-------- EXTRACTED INFORMATION

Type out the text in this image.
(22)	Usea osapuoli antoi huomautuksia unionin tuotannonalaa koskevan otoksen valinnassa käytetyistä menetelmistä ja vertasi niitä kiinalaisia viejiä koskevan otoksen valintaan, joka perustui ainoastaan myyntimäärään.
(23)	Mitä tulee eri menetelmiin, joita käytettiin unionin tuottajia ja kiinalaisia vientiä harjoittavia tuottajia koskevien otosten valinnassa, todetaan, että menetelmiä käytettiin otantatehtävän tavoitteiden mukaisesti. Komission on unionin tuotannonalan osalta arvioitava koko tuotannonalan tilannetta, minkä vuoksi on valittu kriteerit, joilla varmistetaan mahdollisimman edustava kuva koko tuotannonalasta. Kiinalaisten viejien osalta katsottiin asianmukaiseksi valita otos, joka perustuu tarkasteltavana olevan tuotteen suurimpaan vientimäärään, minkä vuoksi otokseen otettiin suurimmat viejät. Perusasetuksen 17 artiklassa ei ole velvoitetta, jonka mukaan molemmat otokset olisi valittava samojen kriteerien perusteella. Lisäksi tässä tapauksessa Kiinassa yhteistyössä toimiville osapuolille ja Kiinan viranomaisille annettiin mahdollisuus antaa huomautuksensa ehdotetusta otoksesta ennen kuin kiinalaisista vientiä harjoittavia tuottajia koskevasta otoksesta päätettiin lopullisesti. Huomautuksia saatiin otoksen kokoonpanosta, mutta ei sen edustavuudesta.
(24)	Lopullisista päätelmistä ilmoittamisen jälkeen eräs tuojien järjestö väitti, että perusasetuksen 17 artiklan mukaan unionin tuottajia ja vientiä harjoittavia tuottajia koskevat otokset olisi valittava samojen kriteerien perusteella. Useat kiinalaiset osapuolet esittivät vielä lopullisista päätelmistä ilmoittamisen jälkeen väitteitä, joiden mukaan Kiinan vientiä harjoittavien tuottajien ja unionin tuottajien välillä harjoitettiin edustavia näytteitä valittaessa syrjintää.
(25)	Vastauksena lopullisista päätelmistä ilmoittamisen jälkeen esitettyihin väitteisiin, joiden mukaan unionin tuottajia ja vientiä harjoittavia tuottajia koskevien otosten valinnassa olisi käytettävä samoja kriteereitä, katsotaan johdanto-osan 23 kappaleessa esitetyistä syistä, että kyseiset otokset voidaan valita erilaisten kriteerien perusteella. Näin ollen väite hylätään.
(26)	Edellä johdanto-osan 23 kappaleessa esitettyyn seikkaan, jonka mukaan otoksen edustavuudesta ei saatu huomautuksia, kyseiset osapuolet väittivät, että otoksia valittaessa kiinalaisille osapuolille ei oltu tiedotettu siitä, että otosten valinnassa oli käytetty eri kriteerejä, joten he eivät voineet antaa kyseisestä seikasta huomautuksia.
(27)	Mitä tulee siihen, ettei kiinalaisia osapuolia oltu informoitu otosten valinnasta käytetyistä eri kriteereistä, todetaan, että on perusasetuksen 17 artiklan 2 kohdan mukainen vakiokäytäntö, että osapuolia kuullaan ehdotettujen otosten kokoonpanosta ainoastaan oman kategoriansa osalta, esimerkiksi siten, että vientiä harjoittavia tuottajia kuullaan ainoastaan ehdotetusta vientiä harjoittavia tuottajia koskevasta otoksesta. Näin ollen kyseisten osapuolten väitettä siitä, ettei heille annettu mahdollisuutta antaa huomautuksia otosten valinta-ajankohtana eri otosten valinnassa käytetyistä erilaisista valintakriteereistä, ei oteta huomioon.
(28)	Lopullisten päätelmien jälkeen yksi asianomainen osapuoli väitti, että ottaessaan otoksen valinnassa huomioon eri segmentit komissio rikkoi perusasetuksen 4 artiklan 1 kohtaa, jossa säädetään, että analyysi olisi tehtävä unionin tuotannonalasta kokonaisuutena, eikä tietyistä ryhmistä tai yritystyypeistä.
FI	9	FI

----------------

YOUR GOAL: Your answer should be a single number: the count of lines in these records that hold the string "tuotannonalasta".

WRITTEN ANSWER: 2